Given request => Rewrite the records below with every "message-time" swapped for "timestamp", leaving everything else unchanged.

──────── Extracted data ────────

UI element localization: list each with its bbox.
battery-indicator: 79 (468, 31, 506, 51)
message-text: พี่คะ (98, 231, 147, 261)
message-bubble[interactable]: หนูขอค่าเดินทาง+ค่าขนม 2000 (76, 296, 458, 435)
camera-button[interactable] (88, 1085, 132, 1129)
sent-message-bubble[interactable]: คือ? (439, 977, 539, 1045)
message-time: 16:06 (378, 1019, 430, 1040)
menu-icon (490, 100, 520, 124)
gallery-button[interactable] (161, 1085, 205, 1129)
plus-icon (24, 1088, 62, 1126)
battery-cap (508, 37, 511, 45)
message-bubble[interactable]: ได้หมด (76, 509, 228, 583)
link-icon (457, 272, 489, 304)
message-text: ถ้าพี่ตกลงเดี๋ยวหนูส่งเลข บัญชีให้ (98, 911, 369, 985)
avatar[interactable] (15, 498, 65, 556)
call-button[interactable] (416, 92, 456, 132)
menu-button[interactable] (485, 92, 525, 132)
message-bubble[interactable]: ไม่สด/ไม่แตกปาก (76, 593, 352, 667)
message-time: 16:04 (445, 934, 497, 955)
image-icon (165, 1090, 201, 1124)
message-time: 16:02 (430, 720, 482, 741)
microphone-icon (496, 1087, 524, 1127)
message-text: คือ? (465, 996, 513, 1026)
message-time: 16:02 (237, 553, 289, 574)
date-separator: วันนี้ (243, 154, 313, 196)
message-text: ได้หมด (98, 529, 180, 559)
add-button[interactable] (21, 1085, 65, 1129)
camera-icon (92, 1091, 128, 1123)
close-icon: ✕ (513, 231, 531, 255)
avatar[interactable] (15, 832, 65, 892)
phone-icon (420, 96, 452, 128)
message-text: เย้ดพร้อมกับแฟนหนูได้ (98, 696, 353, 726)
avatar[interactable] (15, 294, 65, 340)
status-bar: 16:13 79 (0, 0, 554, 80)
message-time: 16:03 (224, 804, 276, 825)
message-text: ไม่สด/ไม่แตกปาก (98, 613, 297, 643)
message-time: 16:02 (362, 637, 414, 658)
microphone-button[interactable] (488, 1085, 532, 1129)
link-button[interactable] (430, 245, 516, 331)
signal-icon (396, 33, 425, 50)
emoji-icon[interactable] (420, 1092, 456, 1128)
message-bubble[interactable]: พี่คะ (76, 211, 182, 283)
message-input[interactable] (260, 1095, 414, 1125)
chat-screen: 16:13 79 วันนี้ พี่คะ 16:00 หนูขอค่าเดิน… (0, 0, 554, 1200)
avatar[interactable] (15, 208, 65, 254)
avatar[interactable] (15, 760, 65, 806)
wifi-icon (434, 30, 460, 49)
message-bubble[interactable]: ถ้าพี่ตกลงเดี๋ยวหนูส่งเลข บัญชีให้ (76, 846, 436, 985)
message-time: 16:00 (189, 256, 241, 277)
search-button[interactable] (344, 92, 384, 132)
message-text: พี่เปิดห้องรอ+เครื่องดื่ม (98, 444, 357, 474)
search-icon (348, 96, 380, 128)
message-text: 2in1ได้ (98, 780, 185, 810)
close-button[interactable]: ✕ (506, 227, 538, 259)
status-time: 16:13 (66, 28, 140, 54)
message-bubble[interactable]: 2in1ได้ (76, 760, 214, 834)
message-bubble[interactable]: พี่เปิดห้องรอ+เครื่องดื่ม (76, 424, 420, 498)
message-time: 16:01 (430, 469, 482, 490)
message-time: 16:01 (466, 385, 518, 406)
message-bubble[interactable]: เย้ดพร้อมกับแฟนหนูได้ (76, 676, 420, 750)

────────

The response =>
UI element localization: list each with its bbox.
battery-indicator: 79 (468, 31, 506, 51)
message-text: พี่คะ (98, 231, 147, 261)
message-bubble[interactable]: หนูขอค่าเดินทาง+ค่าขนม 2000 (76, 296, 458, 435)
camera-button[interactable] (88, 1085, 132, 1129)
sent-message-bubble[interactable]: คือ? (439, 977, 539, 1045)
timestamp: 16:06 (378, 1019, 430, 1040)
menu-icon (490, 100, 520, 124)
gallery-button[interactable] (161, 1085, 205, 1129)
plus-icon (24, 1088, 62, 1126)
battery-cap (508, 37, 511, 45)
message-bubble[interactable]: ได้หมด (76, 509, 228, 583)
link-icon (457, 272, 489, 304)
message-text: ถ้าพี่ตกลงเดี๋ยวหนูส่งเลข บัญชีให้ (98, 911, 369, 985)
avatar[interactable] (15, 498, 65, 556)
call-button[interactable] (416, 92, 456, 132)
menu-button[interactable] (485, 92, 525, 132)
message-bubble[interactable]: ไม่สด/ไม่แตกปาก (76, 593, 352, 667)
timestamp: 16:04 (445, 934, 497, 955)
image-icon (165, 1090, 201, 1124)
timestamp: 16:02 (430, 720, 482, 741)
microphone-icon (496, 1087, 524, 1127)
message-text: คือ? (465, 996, 513, 1026)
timestamp: 16:02 (237, 553, 289, 574)
date-separator: วันนี้ (243, 154, 313, 196)
message-text: ได้หมด (98, 529, 180, 559)
add-button[interactable] (21, 1085, 65, 1129)
camera-icon (92, 1091, 128, 1123)
close-icon: ✕ (513, 231, 531, 255)
avatar[interactable] (15, 832, 65, 892)
phone-icon (420, 96, 452, 128)
message-text: เย้ดพร้อมกับแฟนหนูได้ (98, 696, 353, 726)
avatar[interactable] (15, 294, 65, 340)
status-bar: 16:13 79 (0, 0, 554, 80)
timestamp: 16:03 (224, 804, 276, 825)
message-text: ไม่สด/ไม่แตกปาก (98, 613, 297, 643)
timestamp: 16:02 (362, 637, 414, 658)
microphone-button[interactable] (488, 1085, 532, 1129)
link-button[interactable] (430, 245, 516, 331)
signal-icon (396, 33, 425, 50)
emoji-icon[interactable] (420, 1092, 456, 1128)
message-bubble[interactable]: พี่คะ (76, 211, 182, 283)
message-input[interactable] (260, 1095, 414, 1125)
chat-screen: 16:13 79 วันนี้ พี่คะ 16:00 หนูขอค่าเดิน… (0, 0, 554, 1200)
avatar[interactable] (15, 208, 65, 254)
avatar[interactable] (15, 760, 65, 806)
wifi-icon (434, 30, 460, 49)
message-bubble[interactable]: ถ้าพี่ตกลงเดี๋ยวหนูส่งเลข บัญชีให้ (76, 846, 436, 985)
timestamp: 16:00 (189, 256, 241, 277)
search-button[interactable] (344, 92, 384, 132)
message-text: พี่เปิดห้องรอ+เครื่องดื่ม (98, 444, 357, 474)
search-icon (348, 96, 380, 128)
message-text: 2in1ได้ (98, 780, 185, 810)
close-button[interactable]: ✕ (506, 227, 538, 259)
status-time: 16:13 (66, 28, 140, 54)
message-bubble[interactable]: 2in1ได้ (76, 760, 214, 834)
message-bubble[interactable]: พี่เปิดห้องรอ+เครื่องดื่ม (76, 424, 420, 498)
timestamp: 16:01 (430, 469, 482, 490)
timestamp: 16:01 (466, 385, 518, 406)
message-bubble[interactable]: เย้ดพร้อมกับแฟนหนูได้ (76, 676, 420, 750)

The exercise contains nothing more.